Data entries
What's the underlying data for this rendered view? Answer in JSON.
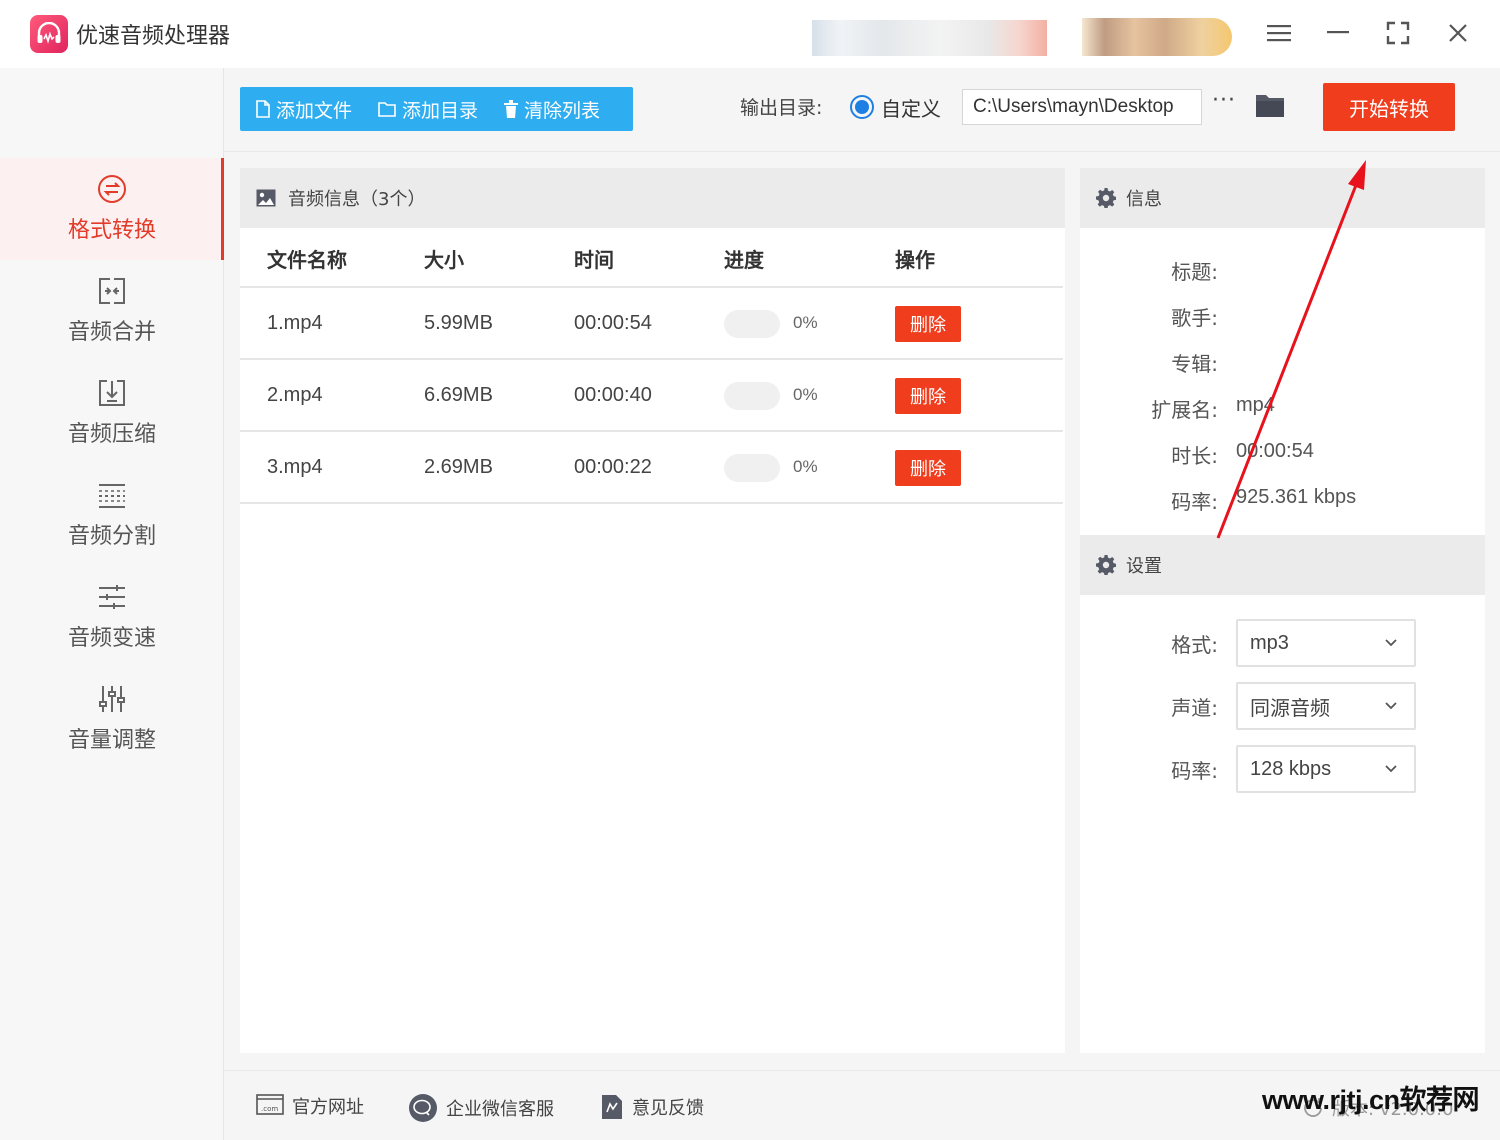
{
  "app": {
    "title": "优速音频处理器"
  },
  "window_controls": {
    "menu": "menu-icon",
    "minimize": "minimize-icon",
    "maximize": "maximize-icon",
    "close": "close-icon"
  },
  "sidebar": {
    "items": [
      {
        "label": "格式转换",
        "icon": "format-convert-icon",
        "active": true
      },
      {
        "label": "音频合并",
        "icon": "merge-icon",
        "active": false
      },
      {
        "label": "音频压缩",
        "icon": "compress-icon",
        "active": false
      },
      {
        "label": "音频分割",
        "icon": "split-icon",
        "active": false
      },
      {
        "label": "音频变速",
        "icon": "speed-icon",
        "active": false
      },
      {
        "label": "音量调整",
        "icon": "volume-icon",
        "active": false
      }
    ]
  },
  "toolbar": {
    "add_file": "添加文件",
    "add_folder": "添加目录",
    "clear_list": "清除列表",
    "output_label": "输出目录:",
    "custom_label": "自定义",
    "output_path": "C:\\Users\\mayn\\Desktop",
    "more": "···",
    "start": "开始转换"
  },
  "file_list": {
    "title": "音频信息（3个）",
    "columns": {
      "name": "文件名称",
      "size": "大小",
      "time": "时间",
      "progress": "进度",
      "action": "操作"
    },
    "rows": [
      {
        "name": "1.mp4",
        "size": "5.99MB",
        "time": "00:00:54",
        "progress": 0,
        "progress_text": "0%",
        "action": "删除"
      },
      {
        "name": "2.mp4",
        "size": "6.69MB",
        "time": "00:00:40",
        "progress": 0,
        "progress_text": "0%",
        "action": "删除"
      },
      {
        "name": "3.mp4",
        "size": "2.69MB",
        "time": "00:00:22",
        "progress": 0,
        "progress_text": "0%",
        "action": "删除"
      }
    ]
  },
  "info": {
    "title": "信息",
    "fields": [
      {
        "label": "标题:",
        "value": ""
      },
      {
        "label": "歌手:",
        "value": ""
      },
      {
        "label": "专辑:",
        "value": ""
      },
      {
        "label": "扩展名:",
        "value": "mp4"
      },
      {
        "label": "时长:",
        "value": "00:00:54"
      },
      {
        "label": "码率:",
        "value": "925.361 kbps"
      }
    ]
  },
  "settings": {
    "title": "设置",
    "fields": [
      {
        "label": "格式:",
        "value": "mp3"
      },
      {
        "label": "声道:",
        "value": "同源音频"
      },
      {
        "label": "码率:",
        "value": "128 kbps"
      }
    ]
  },
  "footer": {
    "website": "官方网址",
    "wechat": "企业微信客服",
    "feedback": "意见反馈",
    "version": "版本: v2.0.0.0"
  },
  "watermark": "www.rjtj.cn软荐网",
  "colors": {
    "accent_red": "#ef3d1e",
    "toolbar_blue": "#2eaef0",
    "radio_blue": "#1e7fe3"
  }
}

* OBJECTIVE: Leave every image out, and retype the material exactly.

* EXERCISE SOLUTION:
What's the underlying data for this rendered view? Answer in JSON.
{
  "app": {
    "title": "优速音频处理器"
  },
  "window_controls": {
    "menu": "menu-icon",
    "minimize": "minimize-icon",
    "maximize": "maximize-icon",
    "close": "close-icon"
  },
  "sidebar": {
    "items": [
      {
        "label": "格式转换",
        "icon": "format-convert-icon",
        "active": true
      },
      {
        "label": "音频合并",
        "icon": "merge-icon",
        "active": false
      },
      {
        "label": "音频压缩",
        "icon": "compress-icon",
        "active": false
      },
      {
        "label": "音频分割",
        "icon": "split-icon",
        "active": false
      },
      {
        "label": "音频变速",
        "icon": "speed-icon",
        "active": false
      },
      {
        "label": "音量调整",
        "icon": "volume-icon",
        "active": false
      }
    ]
  },
  "toolbar": {
    "add_file": "添加文件",
    "add_folder": "添加目录",
    "clear_list": "清除列表",
    "output_label": "输出目录:",
    "custom_label": "自定义",
    "output_path": "C:\\Users\\mayn\\Desktop",
    "more": "···",
    "start": "开始转换"
  },
  "file_list": {
    "title": "音频信息（3个）",
    "columns": {
      "name": "文件名称",
      "size": "大小",
      "time": "时间",
      "progress": "进度",
      "action": "操作"
    },
    "rows": [
      {
        "name": "1.mp4",
        "size": "5.99MB",
        "time": "00:00:54",
        "progress": 0,
        "progress_text": "0%",
        "action": "删除"
      },
      {
        "name": "2.mp4",
        "size": "6.69MB",
        "time": "00:00:40",
        "progress": 0,
        "progress_text": "0%",
        "action": "删除"
      },
      {
        "name": "3.mp4",
        "size": "2.69MB",
        "time": "00:00:22",
        "progress": 0,
        "progress_text": "0%",
        "action": "删除"
      }
    ]
  },
  "info": {
    "title": "信息",
    "fields": [
      {
        "label": "标题:",
        "value": ""
      },
      {
        "label": "歌手:",
        "value": ""
      },
      {
        "label": "专辑:",
        "value": ""
      },
      {
        "label": "扩展名:",
        "value": "mp4"
      },
      {
        "label": "时长:",
        "value": "00:00:54"
      },
      {
        "label": "码率:",
        "value": "925.361 kbps"
      }
    ]
  },
  "settings": {
    "title": "设置",
    "fields": [
      {
        "label": "格式:",
        "value": "mp3"
      },
      {
        "label": "声道:",
        "value": "同源音频"
      },
      {
        "label": "码率:",
        "value": "128 kbps"
      }
    ]
  },
  "footer": {
    "website": "官方网址",
    "wechat": "企业微信客服",
    "feedback": "意见反馈",
    "version": "版本: v2.0.0.0"
  },
  "watermark": "www.rjtj.cn软荐网",
  "colors": {
    "accent_red": "#ef3d1e",
    "toolbar_blue": "#2eaef0",
    "radio_blue": "#1e7fe3"
  }
}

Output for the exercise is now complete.